**Exercise directions**
Every line below should be repeated exactly.

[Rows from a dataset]
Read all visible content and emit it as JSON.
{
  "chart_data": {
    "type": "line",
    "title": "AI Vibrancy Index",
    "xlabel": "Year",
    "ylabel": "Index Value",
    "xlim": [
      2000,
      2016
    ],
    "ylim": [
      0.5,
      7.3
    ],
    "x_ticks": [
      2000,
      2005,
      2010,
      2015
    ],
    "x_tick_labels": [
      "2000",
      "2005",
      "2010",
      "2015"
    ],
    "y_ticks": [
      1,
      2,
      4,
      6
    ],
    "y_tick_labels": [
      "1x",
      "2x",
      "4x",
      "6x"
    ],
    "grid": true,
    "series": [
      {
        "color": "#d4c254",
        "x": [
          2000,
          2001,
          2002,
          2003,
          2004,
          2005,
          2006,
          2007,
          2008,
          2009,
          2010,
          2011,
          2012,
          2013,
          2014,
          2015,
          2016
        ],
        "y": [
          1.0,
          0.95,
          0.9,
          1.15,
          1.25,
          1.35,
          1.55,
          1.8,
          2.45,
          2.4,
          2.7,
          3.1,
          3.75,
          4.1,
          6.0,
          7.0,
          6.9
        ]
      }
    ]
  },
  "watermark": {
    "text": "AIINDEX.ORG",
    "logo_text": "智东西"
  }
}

**Correct answer**
Read all visible content and emit it as JSON.
{
  "chart_data": {
    "type": "line",
    "title": "AI Vibrancy Index",
    "xlabel": "Year",
    "ylabel": "Index Value",
    "xlim": [
      2000,
      2016
    ],
    "ylim": [
      0.5,
      7.3
    ],
    "x_ticks": [
      2000,
      2005,
      2010,
      2015
    ],
    "x_tick_labels": [
      "2000",
      "2005",
      "2010",
      "2015"
    ],
    "y_ticks": [
      1,
      2,
      4,
      6
    ],
    "y_tick_labels": [
      "1x",
      "2x",
      "4x",
      "6x"
    ],
    "grid": true,
    "series": [
      {
        "color": "#d4c254",
        "x": [
          2000,
          2001,
          2002,
          2003,
          2004,
          2005,
          2006,
          2007,
          2008,
          2009,
          2010,
          2011,
          2012,
          2013,
          2014,
          2015,
          2016
        ],
        "y": [
          1.0,
          0.95,
          0.9,
          1.15,
          1.25,
          1.35,
          1.55,
          1.8,
          2.45,
          2.4,
          2.7,
          3.1,
          3.75,
          4.1,
          6.0,
          7.0,
          6.9
        ]
      }
    ]
  },
  "watermark": {
    "text": "AIINDEX.ORG",
    "logo_text": "智东西"
  }
}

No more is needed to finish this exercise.